• DIRECTIONS: Among the entries below, count the lines that contain the word "kotače". Write down only the total.

Records from a collection:
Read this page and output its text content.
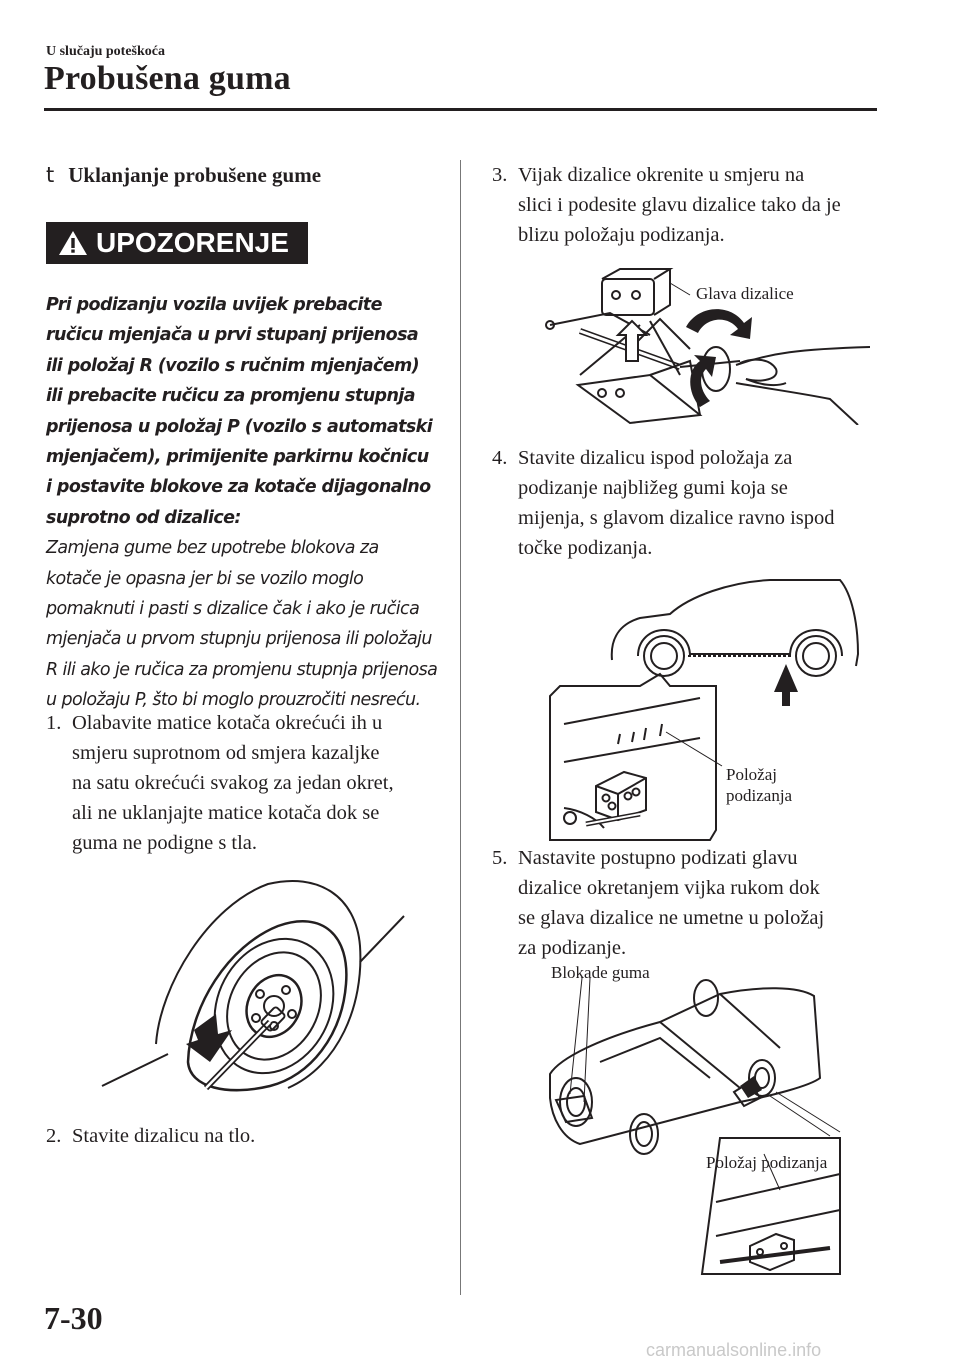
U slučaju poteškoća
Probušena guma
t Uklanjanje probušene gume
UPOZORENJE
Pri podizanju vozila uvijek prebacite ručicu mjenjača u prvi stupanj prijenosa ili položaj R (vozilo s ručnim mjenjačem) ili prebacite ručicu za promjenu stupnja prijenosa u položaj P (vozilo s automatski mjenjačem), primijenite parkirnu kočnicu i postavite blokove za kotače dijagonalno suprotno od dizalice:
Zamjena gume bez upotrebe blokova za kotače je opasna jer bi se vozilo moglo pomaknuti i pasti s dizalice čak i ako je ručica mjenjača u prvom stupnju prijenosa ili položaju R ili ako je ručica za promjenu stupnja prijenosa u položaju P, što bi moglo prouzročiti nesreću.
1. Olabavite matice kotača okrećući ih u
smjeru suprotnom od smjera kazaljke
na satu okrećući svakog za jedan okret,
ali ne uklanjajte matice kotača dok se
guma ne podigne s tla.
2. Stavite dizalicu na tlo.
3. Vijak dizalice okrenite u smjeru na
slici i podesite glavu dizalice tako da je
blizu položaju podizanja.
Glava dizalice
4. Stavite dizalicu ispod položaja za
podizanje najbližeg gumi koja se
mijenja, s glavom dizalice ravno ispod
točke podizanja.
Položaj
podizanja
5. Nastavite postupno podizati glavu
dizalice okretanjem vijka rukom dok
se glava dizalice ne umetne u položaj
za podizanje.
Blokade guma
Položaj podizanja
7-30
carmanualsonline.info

--

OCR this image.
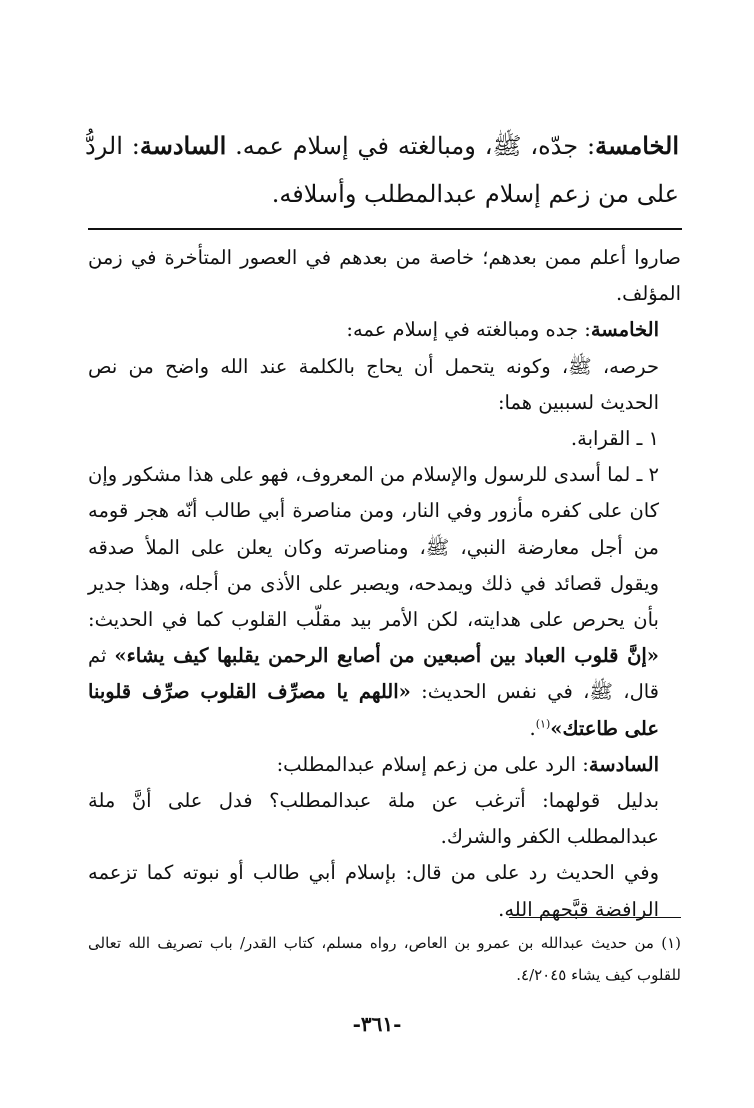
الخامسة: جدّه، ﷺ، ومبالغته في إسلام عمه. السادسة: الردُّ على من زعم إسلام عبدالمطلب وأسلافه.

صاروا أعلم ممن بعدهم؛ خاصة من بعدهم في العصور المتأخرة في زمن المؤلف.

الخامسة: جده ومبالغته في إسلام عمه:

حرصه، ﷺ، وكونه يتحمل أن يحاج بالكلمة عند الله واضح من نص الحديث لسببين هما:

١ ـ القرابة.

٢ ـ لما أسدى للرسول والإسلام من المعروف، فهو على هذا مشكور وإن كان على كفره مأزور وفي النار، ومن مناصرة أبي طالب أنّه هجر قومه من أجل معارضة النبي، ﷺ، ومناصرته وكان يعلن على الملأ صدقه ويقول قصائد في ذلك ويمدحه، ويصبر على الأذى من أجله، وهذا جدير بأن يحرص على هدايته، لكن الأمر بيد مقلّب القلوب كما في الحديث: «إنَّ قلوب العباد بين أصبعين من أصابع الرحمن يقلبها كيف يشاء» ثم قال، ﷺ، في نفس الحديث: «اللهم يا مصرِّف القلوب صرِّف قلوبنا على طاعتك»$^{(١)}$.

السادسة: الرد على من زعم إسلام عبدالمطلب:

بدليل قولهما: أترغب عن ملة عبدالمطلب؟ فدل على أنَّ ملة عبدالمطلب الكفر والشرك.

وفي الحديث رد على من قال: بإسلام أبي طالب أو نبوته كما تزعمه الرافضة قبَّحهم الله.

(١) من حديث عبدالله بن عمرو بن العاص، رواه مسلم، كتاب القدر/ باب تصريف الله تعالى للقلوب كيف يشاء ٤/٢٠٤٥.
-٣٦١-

• SOLVED EXERCISE: 2